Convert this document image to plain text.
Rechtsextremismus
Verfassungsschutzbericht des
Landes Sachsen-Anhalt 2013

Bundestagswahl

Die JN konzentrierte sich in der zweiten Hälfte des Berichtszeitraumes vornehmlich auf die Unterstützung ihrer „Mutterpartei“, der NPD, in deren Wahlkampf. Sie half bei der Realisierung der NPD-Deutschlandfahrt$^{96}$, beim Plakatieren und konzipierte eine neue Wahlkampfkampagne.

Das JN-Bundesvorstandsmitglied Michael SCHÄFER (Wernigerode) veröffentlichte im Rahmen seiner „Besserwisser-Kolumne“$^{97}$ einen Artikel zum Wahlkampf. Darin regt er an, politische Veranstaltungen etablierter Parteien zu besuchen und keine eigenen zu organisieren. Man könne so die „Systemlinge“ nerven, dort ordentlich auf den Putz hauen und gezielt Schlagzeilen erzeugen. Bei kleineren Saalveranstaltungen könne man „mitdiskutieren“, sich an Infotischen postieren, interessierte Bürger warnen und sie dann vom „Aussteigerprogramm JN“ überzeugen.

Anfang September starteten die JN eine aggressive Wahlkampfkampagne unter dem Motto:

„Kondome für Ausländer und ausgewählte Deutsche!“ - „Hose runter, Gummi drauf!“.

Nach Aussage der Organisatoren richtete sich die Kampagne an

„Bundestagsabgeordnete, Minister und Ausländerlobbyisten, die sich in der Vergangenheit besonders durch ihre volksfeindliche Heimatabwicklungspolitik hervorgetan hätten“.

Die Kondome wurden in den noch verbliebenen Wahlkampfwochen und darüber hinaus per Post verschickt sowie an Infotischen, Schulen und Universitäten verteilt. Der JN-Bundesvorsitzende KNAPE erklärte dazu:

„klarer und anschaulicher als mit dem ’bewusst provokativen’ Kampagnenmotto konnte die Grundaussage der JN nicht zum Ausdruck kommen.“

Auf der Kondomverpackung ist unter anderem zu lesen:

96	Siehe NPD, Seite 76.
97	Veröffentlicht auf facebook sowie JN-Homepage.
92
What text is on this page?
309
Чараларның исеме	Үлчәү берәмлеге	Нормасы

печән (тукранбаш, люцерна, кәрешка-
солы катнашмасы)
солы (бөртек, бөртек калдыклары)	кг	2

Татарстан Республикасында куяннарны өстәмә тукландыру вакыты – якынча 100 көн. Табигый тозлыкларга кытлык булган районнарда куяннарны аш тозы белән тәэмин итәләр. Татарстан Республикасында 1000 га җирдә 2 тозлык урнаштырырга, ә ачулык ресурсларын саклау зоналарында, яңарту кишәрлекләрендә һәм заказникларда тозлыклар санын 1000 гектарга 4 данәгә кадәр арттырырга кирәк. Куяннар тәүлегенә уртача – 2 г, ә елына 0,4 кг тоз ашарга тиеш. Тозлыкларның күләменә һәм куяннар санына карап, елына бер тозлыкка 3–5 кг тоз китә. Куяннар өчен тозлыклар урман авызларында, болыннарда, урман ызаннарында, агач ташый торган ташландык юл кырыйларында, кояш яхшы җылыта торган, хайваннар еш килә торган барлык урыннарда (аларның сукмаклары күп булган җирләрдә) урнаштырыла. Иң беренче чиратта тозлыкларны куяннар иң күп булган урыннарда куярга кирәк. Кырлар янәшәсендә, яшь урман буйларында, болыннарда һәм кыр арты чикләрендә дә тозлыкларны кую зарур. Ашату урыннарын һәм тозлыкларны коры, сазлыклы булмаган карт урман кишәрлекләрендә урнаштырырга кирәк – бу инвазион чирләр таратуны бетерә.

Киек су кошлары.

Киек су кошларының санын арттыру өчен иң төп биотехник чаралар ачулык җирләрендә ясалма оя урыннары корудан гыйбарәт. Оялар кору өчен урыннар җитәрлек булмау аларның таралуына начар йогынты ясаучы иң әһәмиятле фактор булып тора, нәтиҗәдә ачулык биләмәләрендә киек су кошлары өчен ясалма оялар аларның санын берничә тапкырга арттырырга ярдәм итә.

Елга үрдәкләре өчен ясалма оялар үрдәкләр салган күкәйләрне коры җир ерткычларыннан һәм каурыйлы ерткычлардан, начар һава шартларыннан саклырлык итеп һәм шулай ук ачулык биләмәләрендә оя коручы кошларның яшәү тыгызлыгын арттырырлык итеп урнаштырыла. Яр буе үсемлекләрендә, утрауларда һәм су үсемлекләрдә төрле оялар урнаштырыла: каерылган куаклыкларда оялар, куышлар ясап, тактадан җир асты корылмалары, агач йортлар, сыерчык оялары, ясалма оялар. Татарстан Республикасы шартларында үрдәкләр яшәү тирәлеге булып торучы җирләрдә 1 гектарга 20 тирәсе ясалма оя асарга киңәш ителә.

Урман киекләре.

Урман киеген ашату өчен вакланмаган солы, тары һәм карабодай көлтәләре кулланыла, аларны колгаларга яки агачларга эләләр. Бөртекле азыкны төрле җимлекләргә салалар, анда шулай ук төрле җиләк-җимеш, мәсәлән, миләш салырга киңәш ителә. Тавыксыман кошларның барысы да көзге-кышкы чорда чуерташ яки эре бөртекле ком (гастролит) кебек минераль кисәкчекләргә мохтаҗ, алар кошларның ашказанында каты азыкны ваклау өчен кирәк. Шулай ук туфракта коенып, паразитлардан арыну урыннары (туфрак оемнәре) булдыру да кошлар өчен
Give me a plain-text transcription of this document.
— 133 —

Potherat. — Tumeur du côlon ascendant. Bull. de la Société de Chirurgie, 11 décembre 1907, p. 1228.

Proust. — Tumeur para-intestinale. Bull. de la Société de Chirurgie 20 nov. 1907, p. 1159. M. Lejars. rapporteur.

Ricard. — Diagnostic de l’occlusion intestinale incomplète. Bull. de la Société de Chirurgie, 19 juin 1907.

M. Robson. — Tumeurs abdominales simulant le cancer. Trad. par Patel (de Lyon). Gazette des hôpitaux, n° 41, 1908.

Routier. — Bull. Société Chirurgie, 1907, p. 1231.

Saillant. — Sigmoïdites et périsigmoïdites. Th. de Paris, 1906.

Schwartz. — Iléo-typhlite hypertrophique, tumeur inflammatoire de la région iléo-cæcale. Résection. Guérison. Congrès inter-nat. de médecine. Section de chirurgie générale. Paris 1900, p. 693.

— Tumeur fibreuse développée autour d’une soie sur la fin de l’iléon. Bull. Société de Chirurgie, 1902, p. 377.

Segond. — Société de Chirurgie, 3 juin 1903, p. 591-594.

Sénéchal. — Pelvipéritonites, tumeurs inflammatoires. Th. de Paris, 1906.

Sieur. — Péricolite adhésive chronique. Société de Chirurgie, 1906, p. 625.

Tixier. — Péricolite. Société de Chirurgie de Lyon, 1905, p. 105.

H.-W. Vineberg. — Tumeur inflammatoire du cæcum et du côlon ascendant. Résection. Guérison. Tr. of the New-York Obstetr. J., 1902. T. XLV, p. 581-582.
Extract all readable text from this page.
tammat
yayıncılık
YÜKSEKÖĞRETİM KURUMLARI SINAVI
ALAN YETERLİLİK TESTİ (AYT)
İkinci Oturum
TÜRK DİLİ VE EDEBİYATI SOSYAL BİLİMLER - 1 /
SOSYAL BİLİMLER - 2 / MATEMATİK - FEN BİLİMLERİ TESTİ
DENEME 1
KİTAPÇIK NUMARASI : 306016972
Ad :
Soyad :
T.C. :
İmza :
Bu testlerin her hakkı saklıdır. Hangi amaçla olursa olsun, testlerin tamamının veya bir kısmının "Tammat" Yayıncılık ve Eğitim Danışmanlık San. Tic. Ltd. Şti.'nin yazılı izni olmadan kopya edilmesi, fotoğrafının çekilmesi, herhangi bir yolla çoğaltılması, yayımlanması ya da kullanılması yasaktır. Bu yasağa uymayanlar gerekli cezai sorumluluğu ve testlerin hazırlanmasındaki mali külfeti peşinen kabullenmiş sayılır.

-------

→ **Problem requirements**: Quote every line from the line containing "Extract all readable text from this page." through the closing line of the listing, including both.

→ **Exercise output**:
Extract all readable text from this page.
tammat
yayıncılık
YÜKSEKÖĞRETİM KURUMLARI SINAVI
ALAN YETERLİLİK TESTİ (AYT)
İkinci Oturum
TÜRK DİLİ VE EDEBİYATI SOSYAL BİLİMLER - 1 /
SOSYAL BİLİMLER - 2 / MATEMATİK - FEN BİLİMLERİ TESTİ
DENEME 1
KİTAPÇIK NUMARASI : 306016972
Ad :
Soyad :
T.C. :
İmza :
Bu testlerin her hakkı saklıdır. Hangi amaçla olursa olsun, testlerin tamamının veya bir kısmının "Tammat" Yayıncılık ve Eğitim Danışmanlık San. Tic. Ltd. Şti.'nin yazılı izni olmadan kopya edilmesi, fotoğrafının çekilmesi, herhangi bir yolla çoğaltılması, yayımlanması ya da kullanılması yasaktır. Bu yasağa uymayanlar gerekli cezai sorumluluğu ve testlerin hazırlanmasındaki mali külfeti peşinen kabullenmiş sayılır.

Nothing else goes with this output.